[Dataset records]
*-*-*

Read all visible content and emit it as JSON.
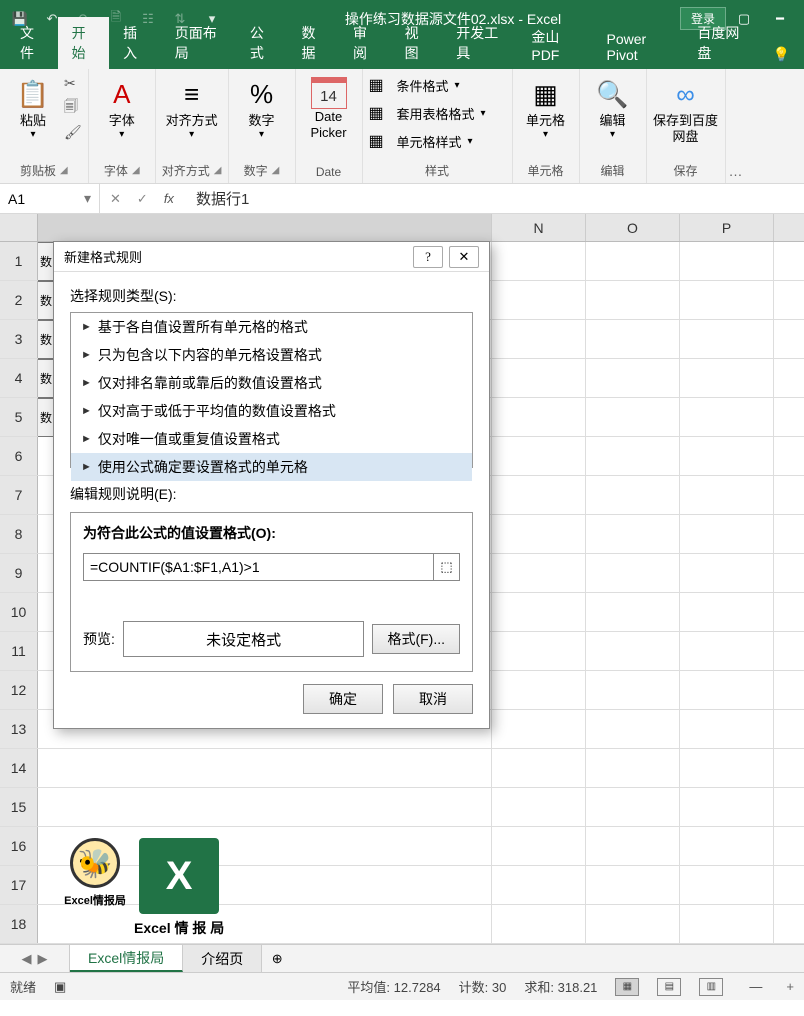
{
  "title": {
    "file": "操作练习数据源文件02.xlsx",
    "app": "Excel",
    "login": "登录"
  },
  "tabs": [
    "文件",
    "开始",
    "插入",
    "页面布局",
    "公式",
    "数据",
    "审阅",
    "视图",
    "开发工具",
    "金山PDF",
    "Power Pivot",
    "百度网盘"
  ],
  "active_tab": 1,
  "ribbon": {
    "clipboard": {
      "paste": "粘贴",
      "label": "剪贴板"
    },
    "font": {
      "btn": "字体",
      "label": "字体"
    },
    "align": {
      "btn": "对齐方式",
      "label": "对齐方式"
    },
    "number": {
      "btn": "数字",
      "label": "数字"
    },
    "date": {
      "btn": "Date Picker",
      "label": "Date",
      "num": "14"
    },
    "styles": {
      "cf": "条件格式",
      "tbl": "套用表格格式",
      "cell": "单元格样式",
      "label": "样式"
    },
    "cells": {
      "btn": "单元格",
      "label": "单元格"
    },
    "edit": {
      "btn": "编辑",
      "label": "编辑"
    },
    "save": {
      "btn": "保存到百度网盘",
      "label": "保存"
    }
  },
  "name_box": "A1",
  "formula_value": "数据行1",
  "columns_visible": [
    "N",
    "O",
    "P"
  ],
  "row_count": 18,
  "partial_cell": "数",
  "dialog": {
    "title": "新建格式规则",
    "select_label": "选择规则类型(S):",
    "rules": [
      "基于各自值设置所有单元格的格式",
      "只为包含以下内容的单元格设置格式",
      "仅对排名靠前或靠后的数值设置格式",
      "仅对高于或低于平均值的数值设置格式",
      "仅对唯一值或重复值设置格式",
      "使用公式确定要设置格式的单元格"
    ],
    "selected_rule": 5,
    "desc_label": "编辑规则说明(E):",
    "formula_label": "为符合此公式的值设置格式(O):",
    "formula_value": "=COUNTIF($A1:$F1,A1)>1",
    "preview_label": "预览:",
    "preview_text": "未设定格式",
    "format_btn": "格式(F)...",
    "ok": "确定",
    "cancel": "取消"
  },
  "logo": {
    "a": "Excel情报局",
    "b": "Excel 情 报 局"
  },
  "sheets": {
    "active": "Excel情报局",
    "other": "介绍页"
  },
  "status": {
    "ready": "就绪",
    "avg_label": "平均值:",
    "avg": "12.7284",
    "count_label": "计数:",
    "count": "30",
    "sum_label": "求和:",
    "sum": "318.21",
    "zoom": "+"
  }
}
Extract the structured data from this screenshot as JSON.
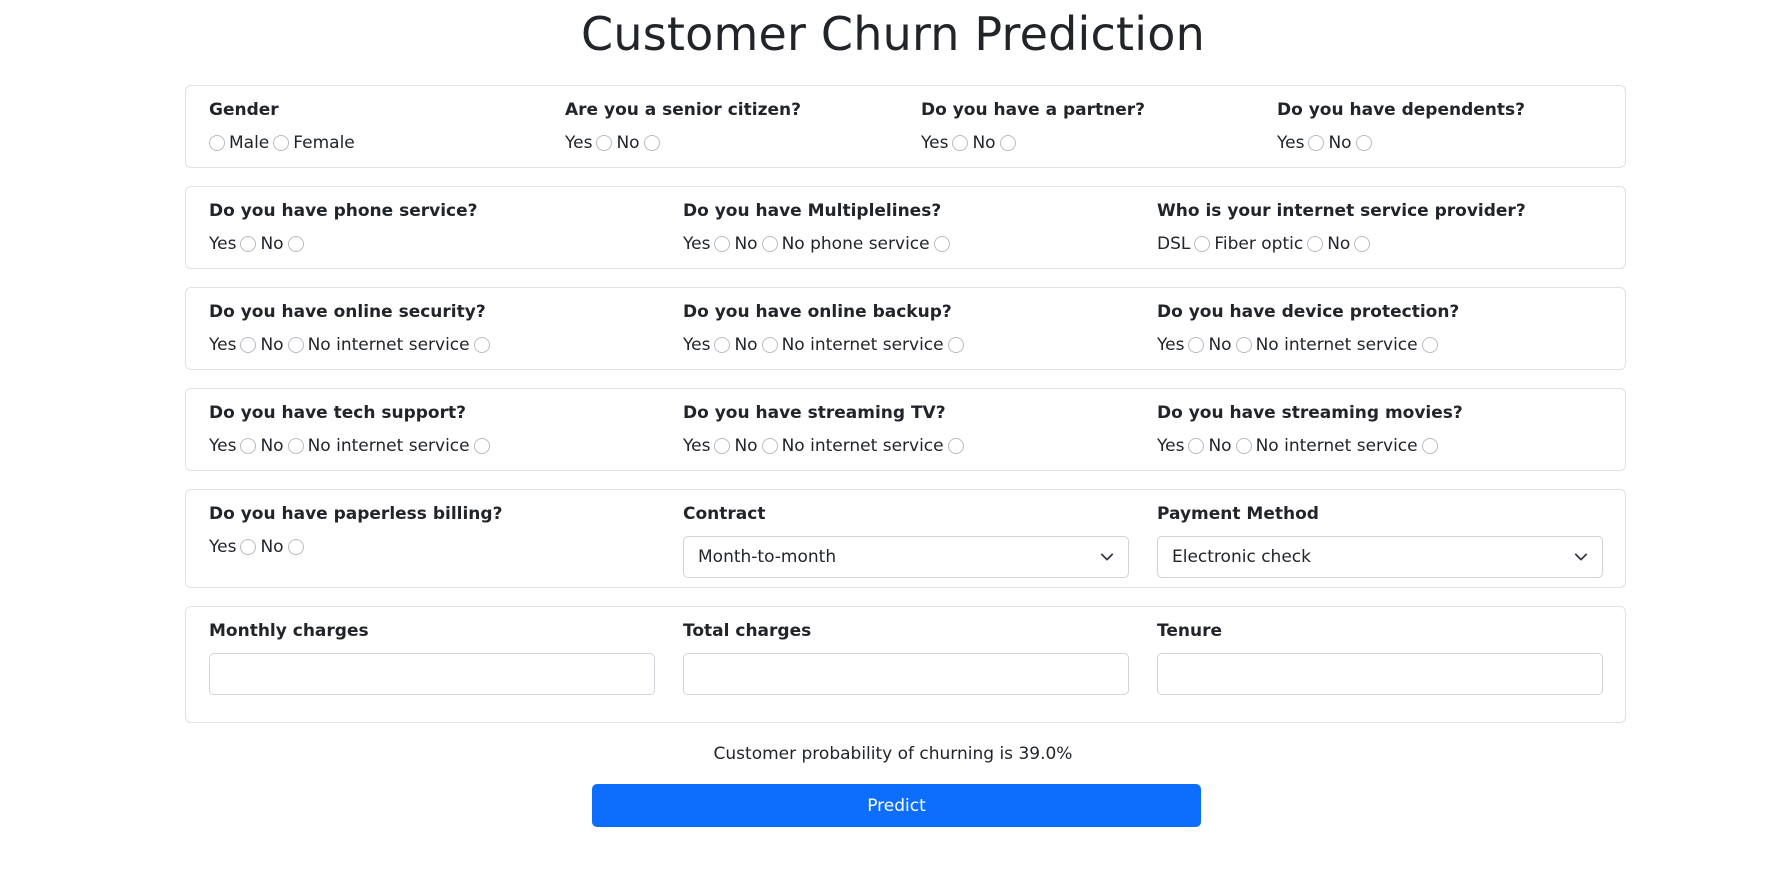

*-*-*

Without including the pictures, reproduce all entries exactly.

Read all visible content and emit it as JSON.
{
  "title": {
    "file": "操作练习数据源文件02.xlsx",
    "app": "Excel",
    "login": "登录"
  },
  "tabs": [
    "文件",
    "开始",
    "插入",
    "页面布局",
    "公式",
    "数据",
    "审阅",
    "视图",
    "开发工具",
    "金山PDF",
    "Power Pivot",
    "百度网盘"
  ],
  "active_tab": 1,
  "ribbon": {
    "clipboard": {
      "paste": "粘贴",
      "label": "剪贴板"
    },
    "font": {
      "btn": "字体",
      "label": "字体"
    },
    "align": {
      "btn": "对齐方式",
      "label": "对齐方式"
    },
    "number": {
      "btn": "数字",
      "label": "数字"
    },
    "date": {
      "btn": "Date Picker",
      "label": "Date",
      "num": "14"
    },
    "styles": {
      "cf": "条件格式",
      "tbl": "套用表格格式",
      "cell": "单元格样式",
      "label": "样式"
    },
    "cells": {
      "btn": "单元格",
      "label": "单元格"
    },
    "edit": {
      "btn": "编辑",
      "label": "编辑"
    },
    "save": {
      "btn": "保存到百度网盘",
      "label": "保存"
    }
  },
  "name_box": "A1",
  "formula_value": "数据行1",
  "columns_visible": [
    "N",
    "O",
    "P"
  ],
  "row_count": 18,
  "partial_cell": "数",
  "dialog": {
    "title": "新建格式规则",
    "select_label": "选择规则类型(S):",
    "rules": [
      "基于各自值设置所有单元格的格式",
      "只为包含以下内容的单元格设置格式",
      "仅对排名靠前或靠后的数值设置格式",
      "仅对高于或低于平均值的数值设置格式",
      "仅对唯一值或重复值设置格式",
      "使用公式确定要设置格式的单元格"
    ],
    "selected_rule": 5,
    "desc_label": "编辑规则说明(E):",
    "formula_label": "为符合此公式的值设置格式(O):",
    "formula_value": "=COUNTIF($A1:$F1,A1)>1",
    "preview_label": "预览:",
    "preview_text": "未设定格式",
    "format_btn": "格式(F)...",
    "ok": "确定",
    "cancel": "取消"
  },
  "logo": {
    "a": "Excel情报局",
    "b": "Excel 情 报 局"
  },
  "sheets": {
    "active": "Excel情报局",
    "other": "介绍页"
  },
  "status": {
    "ready": "就绪",
    "avg_label": "平均值:",
    "avg": "12.7284",
    "count_label": "计数:",
    "count": "30",
    "sum_label": "求和:",
    "sum": "318.21",
    "zoom": "+"
  }
}
Extract the structured data from this screenshot as JSON.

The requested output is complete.